------ SELECTED TEXT ------

Realism vs. Believability and the Design of HPs, Powers and Other Things

Starbuck_II

First Post
Those are the reasons you lose hit points in DnD. If they were equally things like endurance or morale, why do I not lose hit points whenever I find out a loved one has died, or when I see the village I've lived in all my life burnt to the ground by some villianous horde? Those things are devastating to one's morale but don't inflict hit point loss, so obviously you can't say that hit points have anything whatsoever to do with morale. As for endurance, likewise, being hit by clearly life-threatening attacks is going to do alot more than make you tired.
Wrong!
You lost a healing surge much more precious.
Yes, just because you didn't do it; doesn't mean it didn't work like that.

------

- _WORK REQUIRED_
Print everything in the hit point discussion from "Realism vs. Believability" down to "make you tired.", word for word.

------ ITEMS ------

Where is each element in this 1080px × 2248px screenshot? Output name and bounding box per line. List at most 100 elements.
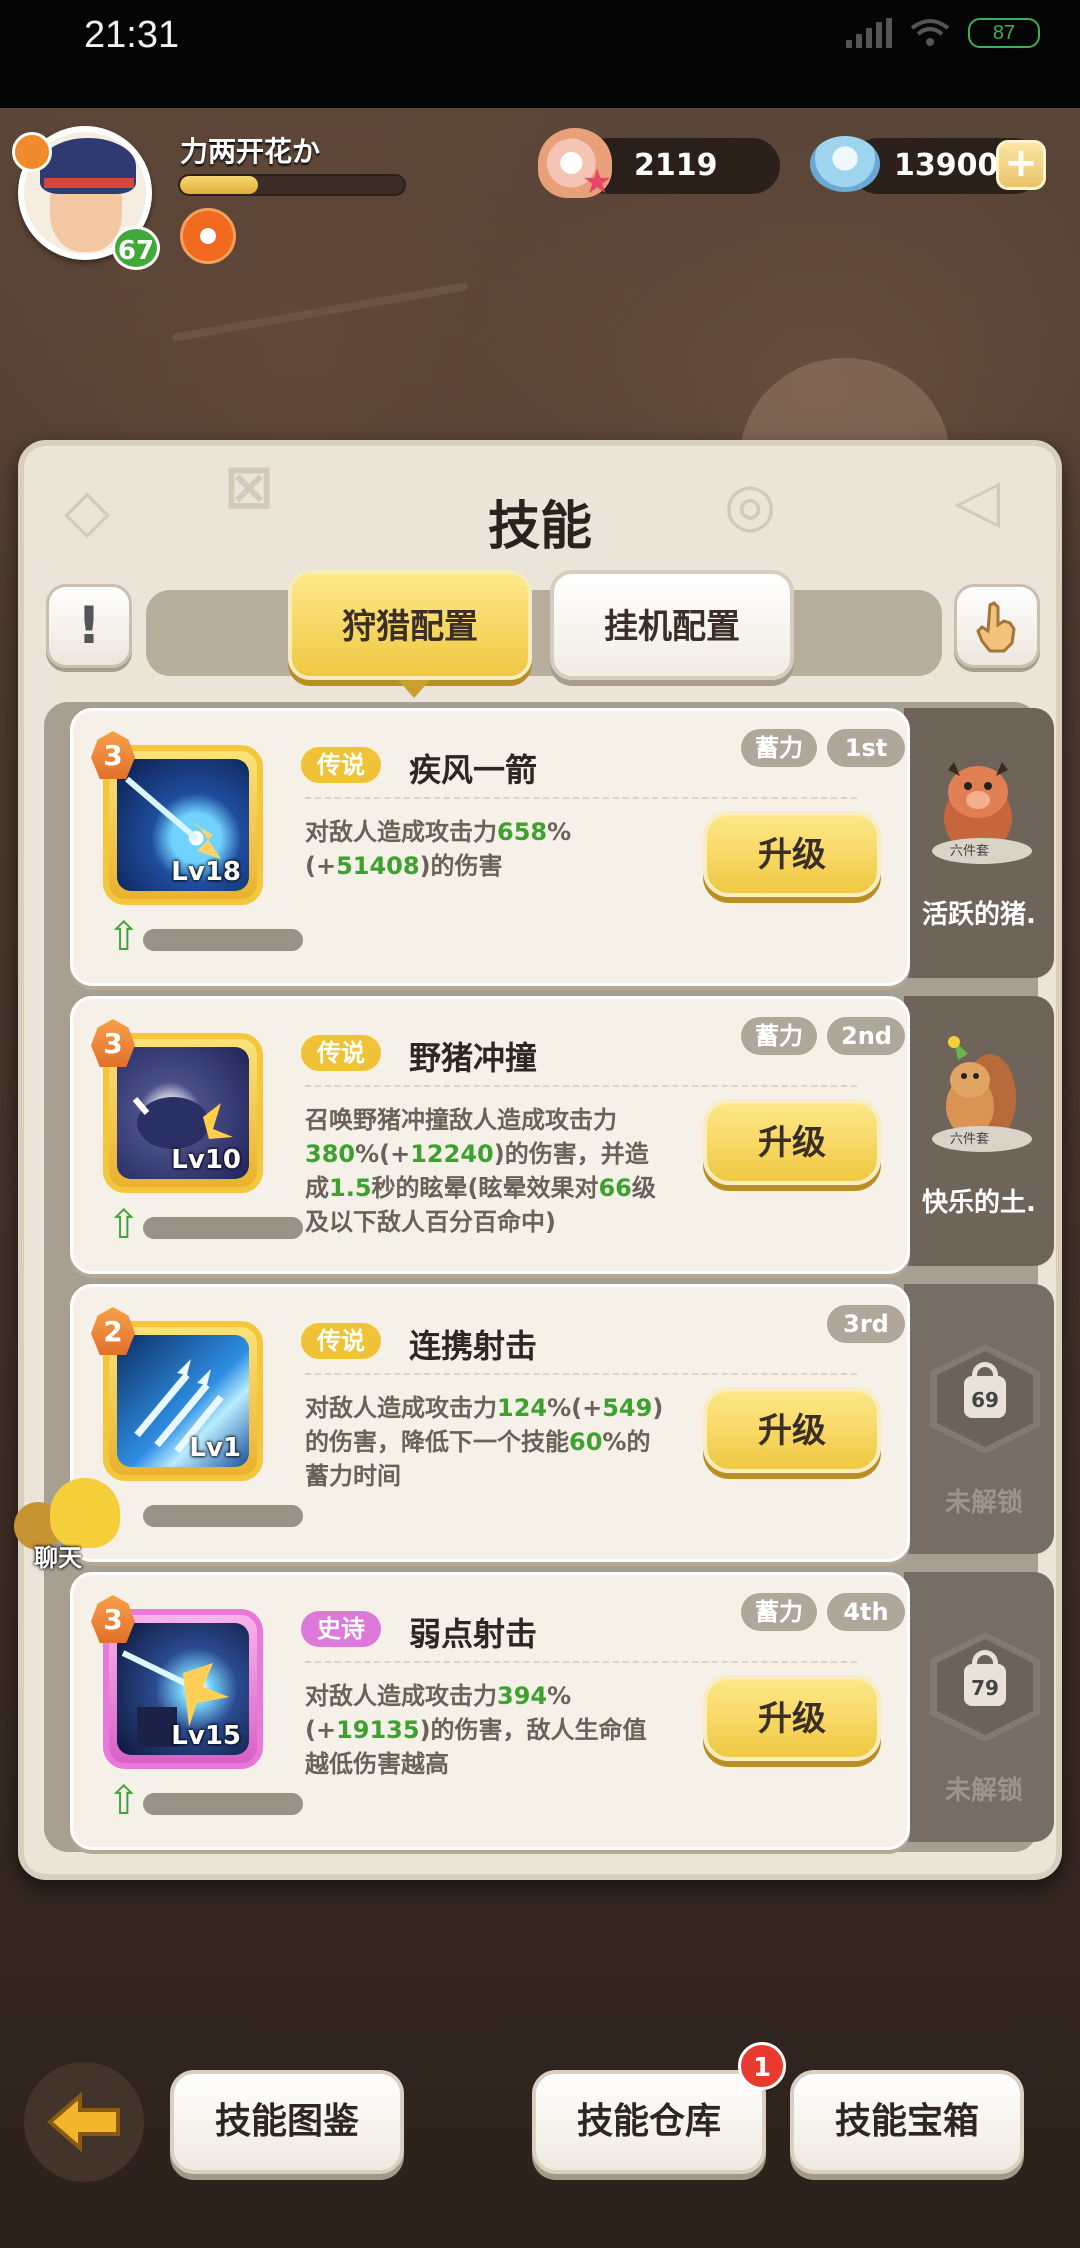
skill-level: Lv15 — [171, 1721, 241, 1751]
upgrade-button[interactable]: 升级 — [703, 1099, 881, 1185]
notification-badge: 1 — [738, 2042, 786, 2090]
skill-chest-button[interactable]: 技能宝箱 — [790, 2070, 1024, 2174]
desc-text: 秒的眩晕(眩晕效果对 — [371, 1174, 599, 1202]
up-arrow-icon: ⇧ — [107, 1202, 141, 1248]
pet-name: 活跃的猪. — [922, 900, 1036, 930]
player-exp-bar — [178, 174, 406, 196]
rarity-badge: 传说 — [301, 747, 381, 783]
order-tag: 1st — [827, 729, 905, 767]
desc-value: 124 — [497, 1394, 548, 1422]
panel-title: 技能 — [487, 497, 592, 557]
up-arrow-icon: ⇧ — [107, 914, 141, 960]
lock-icon: 69 — [964, 1376, 1006, 1418]
skill-star-badge: 3 — [91, 731, 135, 779]
skill-exp-bar — [143, 1217, 303, 1239]
pet-set-label: 六件套 — [950, 1132, 990, 1147]
chat-label: 聊天 — [34, 1544, 82, 1572]
divider — [305, 1085, 857, 1087]
tab-track — [146, 590, 942, 676]
locked-label: 未解锁 — [944, 1776, 1023, 1806]
skill-description: 对敌人造成攻击力394%(+19135)的伤害，敌人生命值越低伤害越高 — [305, 1679, 667, 1781]
desc-value: 658 — [497, 818, 548, 846]
skill-codex-button[interactable]: 技能图鉴 — [170, 2070, 404, 2174]
skill-side-pet[interactable]: 六件套 快乐的土. — [904, 996, 1054, 1266]
desc-value: 12240 — [410, 1140, 494, 1168]
skill-star-badge: 3 — [91, 1595, 135, 1643]
skill-exp-bar — [143, 929, 303, 951]
skill-card[interactable]: Lv10 3 ⇧ 传说 野猪冲撞 蓄力 2nd 召唤野猪冲撞敌人造成攻击力 380… — [70, 996, 910, 1274]
pet-name: 快乐的土. — [922, 1188, 1036, 1218]
skill-star-badge: 3 — [91, 1019, 135, 1067]
skill-list: 六件套 活跃的猪. Lv18 3 ⇧ 传说 疾风一箭 蓄力 1st 对敌人造成攻… — [44, 702, 1054, 1852]
skill-description: 对敌人造成攻击力124%(+549)的伤害，降低下一个技能60%的蓄力时间 — [305, 1391, 667, 1493]
combo-shot-icon: Lv1 — [117, 1335, 249, 1467]
upgrade-button[interactable]: 升级 — [703, 1675, 881, 1761]
desc-text: )的伤害 — [419, 852, 503, 880]
desc-text: 对敌人造成攻击力 — [305, 1682, 497, 1710]
skill-side-locked: 79 未解锁 — [904, 1572, 1054, 1842]
pearl-count: 2119 — [634, 148, 718, 183]
starfish-icon: ★ — [582, 162, 613, 202]
skill-card[interactable]: Lv15 3 ⇧ 史诗 弱点射击 蓄力 4th 对敌人造成攻击力394%(+19… — [70, 1572, 910, 1850]
guild-icon[interactable] — [180, 208, 236, 264]
skill-storage-button[interactable]: 技能仓库 — [532, 2070, 766, 2174]
boar-charge-icon: Lv10 — [117, 1047, 249, 1179]
charge-tag: 蓄力 — [741, 729, 817, 767]
skill-name: 野猪冲撞 — [409, 1039, 538, 1077]
charge-tag: 蓄力 — [741, 1017, 817, 1055]
desc-value: 549 — [602, 1394, 653, 1422]
desc-value: 66 — [598, 1174, 632, 1202]
lock-icon: 79 — [964, 1664, 1006, 1706]
skill-side-pet[interactable]: 六件套 活跃的猪. — [904, 708, 1054, 978]
skill-side-locked: 69 未解锁 — [904, 1284, 1054, 1554]
divider — [305, 1661, 857, 1663]
charge-tag: 蓄力 — [741, 1593, 817, 1631]
avatar-headband — [44, 178, 134, 188]
divider — [305, 1373, 857, 1375]
player-level-badge: 67 — [112, 226, 160, 270]
skill-name: 弱点射击 — [409, 1615, 538, 1653]
desc-value: 1.5 — [329, 1174, 372, 1202]
desc-value: 60 — [569, 1428, 603, 1456]
skills-panel: ◇ ⊠ ◎ ◁ 技能 ! 狩猎配置 挂机配置 六件套 活跃的猪. Lv18 3 … — [18, 440, 1062, 1880]
skill-exp-bar — [143, 1505, 303, 1527]
skill-description: 召唤野猪冲撞敌人造成攻击力380%(+12240)的伤害，并造成1.5秒的眩晕(… — [305, 1103, 667, 1239]
skill-exp-bar — [143, 1793, 303, 1815]
status-time: 21:31 — [84, 14, 180, 56]
rarity-badge: 传说 — [301, 1323, 381, 1359]
hand-pointer-button[interactable] — [954, 584, 1040, 668]
order-tag: 4th — [827, 1593, 905, 1631]
tab-idle-config[interactable]: 挂机配置 — [550, 570, 794, 680]
skill-card[interactable]: Lv18 3 ⇧ 传说 疾风一箭 蓄力 1st 对敌人造成攻击力658%(+51… — [70, 708, 910, 986]
skill-level: Lv10 — [171, 1145, 241, 1175]
desc-text: 召唤野猪冲撞敌人造成攻击力 — [305, 1106, 617, 1134]
skill-card[interactable]: Lv1 2 传说 连携射击 3rd 对敌人造成攻击力124%(+549)的伤害，… — [70, 1284, 910, 1562]
arrow-left-icon — [46, 2091, 120, 2153]
wifi-icon — [910, 19, 950, 46]
chat-button[interactable]: 聊天 — [14, 1478, 124, 1572]
skill-name: 疾风一箭 — [409, 751, 538, 789]
add-gems-button[interactable]: + — [996, 140, 1046, 190]
info-button[interactable]: ! — [46, 584, 132, 668]
pet-set-label: 六件套 — [950, 844, 990, 859]
desc-text: 对敌人造成攻击力 — [305, 818, 497, 846]
upgrade-button[interactable]: 升级 — [703, 1387, 881, 1473]
desc-value: 394 — [497, 1682, 548, 1710]
upgrade-button[interactable]: 升级 — [703, 811, 881, 897]
skill-level: Lv1 — [189, 1433, 241, 1463]
desc-text: %(+ — [355, 1140, 411, 1168]
player-name: 力两开花か — [180, 135, 321, 168]
skill-level: Lv18 — [171, 857, 241, 887]
tab-hunt-config[interactable]: 狩猎配置 — [288, 570, 532, 698]
rarity-badge: 史诗 — [301, 1611, 381, 1647]
desc-text: %(+ — [547, 1394, 603, 1422]
weak-point-shot-icon: Lv15 — [117, 1623, 249, 1755]
skill-name: 连携射击 — [409, 1327, 538, 1365]
signal-icon — [846, 18, 892, 48]
player-exp-fill — [180, 176, 259, 194]
back-button[interactable] — [24, 2062, 144, 2182]
desc-value: 51408 — [336, 852, 420, 880]
desc-value: 380 — [305, 1140, 356, 1168]
gem-icon — [810, 136, 880, 192]
status-bar: 21:31 87 — [0, 0, 1080, 108]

------

- _EXERCISE OUTPUT_
Realism vs. Believability and the Design of HPs, Powers and Other Things

Starbuck_II

First Post
Those are the reasons you lose hit points in DnD. If they were equally things like endurance or morale, why do I not lose hit points whenever I find out a loved one has died, or when I see the village I've lived in all my life burnt to the ground by some villianous horde? Those things are devastating to one's morale but don't inflict hit point loss, so obviously you can't say that hit points have anything whatsoever to do with morale. As for endurance, likewise, being hit by clearly life-threatening attacks is going to do alot more than make you tired.